**Aim**.
Give the number of lines in this listing that contain the word "庄重严肃", and nothing else.

--- Data excerpts ---

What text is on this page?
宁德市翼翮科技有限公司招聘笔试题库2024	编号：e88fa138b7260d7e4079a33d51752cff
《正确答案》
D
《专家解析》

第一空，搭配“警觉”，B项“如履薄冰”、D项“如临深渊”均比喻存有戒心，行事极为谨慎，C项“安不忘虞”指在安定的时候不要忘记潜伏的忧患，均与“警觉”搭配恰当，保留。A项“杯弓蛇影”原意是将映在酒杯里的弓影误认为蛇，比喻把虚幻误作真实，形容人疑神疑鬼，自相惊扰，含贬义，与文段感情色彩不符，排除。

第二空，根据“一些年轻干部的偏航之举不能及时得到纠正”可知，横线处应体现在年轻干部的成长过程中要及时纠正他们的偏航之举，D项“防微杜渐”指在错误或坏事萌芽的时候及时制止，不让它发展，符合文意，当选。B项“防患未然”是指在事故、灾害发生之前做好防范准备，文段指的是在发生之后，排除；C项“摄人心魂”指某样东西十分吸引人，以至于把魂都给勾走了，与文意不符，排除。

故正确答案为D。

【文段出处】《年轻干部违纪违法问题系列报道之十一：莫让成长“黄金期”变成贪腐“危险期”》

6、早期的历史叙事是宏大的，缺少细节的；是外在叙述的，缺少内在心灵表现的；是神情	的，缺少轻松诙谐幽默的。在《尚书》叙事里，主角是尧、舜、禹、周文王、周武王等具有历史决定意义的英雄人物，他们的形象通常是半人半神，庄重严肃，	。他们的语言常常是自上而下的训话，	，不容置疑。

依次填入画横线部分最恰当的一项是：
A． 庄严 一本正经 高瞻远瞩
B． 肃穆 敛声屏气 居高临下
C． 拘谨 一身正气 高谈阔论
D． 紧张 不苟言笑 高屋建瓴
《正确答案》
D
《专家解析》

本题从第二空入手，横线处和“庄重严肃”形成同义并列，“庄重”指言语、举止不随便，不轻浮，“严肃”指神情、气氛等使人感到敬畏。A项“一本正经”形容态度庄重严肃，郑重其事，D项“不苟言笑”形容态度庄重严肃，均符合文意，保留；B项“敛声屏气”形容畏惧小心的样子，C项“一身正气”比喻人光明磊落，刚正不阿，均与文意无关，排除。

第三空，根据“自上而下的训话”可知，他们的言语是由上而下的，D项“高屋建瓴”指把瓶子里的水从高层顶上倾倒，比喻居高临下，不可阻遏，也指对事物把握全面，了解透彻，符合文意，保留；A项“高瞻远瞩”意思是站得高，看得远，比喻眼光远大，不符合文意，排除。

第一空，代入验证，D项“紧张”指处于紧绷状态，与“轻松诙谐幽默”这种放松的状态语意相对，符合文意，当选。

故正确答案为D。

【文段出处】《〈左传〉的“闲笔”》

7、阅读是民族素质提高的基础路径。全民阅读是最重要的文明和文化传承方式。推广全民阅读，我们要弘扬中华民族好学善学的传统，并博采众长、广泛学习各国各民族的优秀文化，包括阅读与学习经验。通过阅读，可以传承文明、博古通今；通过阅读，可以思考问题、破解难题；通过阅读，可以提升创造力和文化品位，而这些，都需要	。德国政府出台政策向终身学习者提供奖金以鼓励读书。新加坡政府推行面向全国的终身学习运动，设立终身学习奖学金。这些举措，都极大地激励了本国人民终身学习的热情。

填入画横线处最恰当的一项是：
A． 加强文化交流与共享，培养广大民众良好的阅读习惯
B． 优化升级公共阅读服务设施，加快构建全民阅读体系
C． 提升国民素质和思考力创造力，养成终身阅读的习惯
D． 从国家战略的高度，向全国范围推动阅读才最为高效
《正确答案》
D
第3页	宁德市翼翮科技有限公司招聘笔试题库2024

---

**Expected output**.
2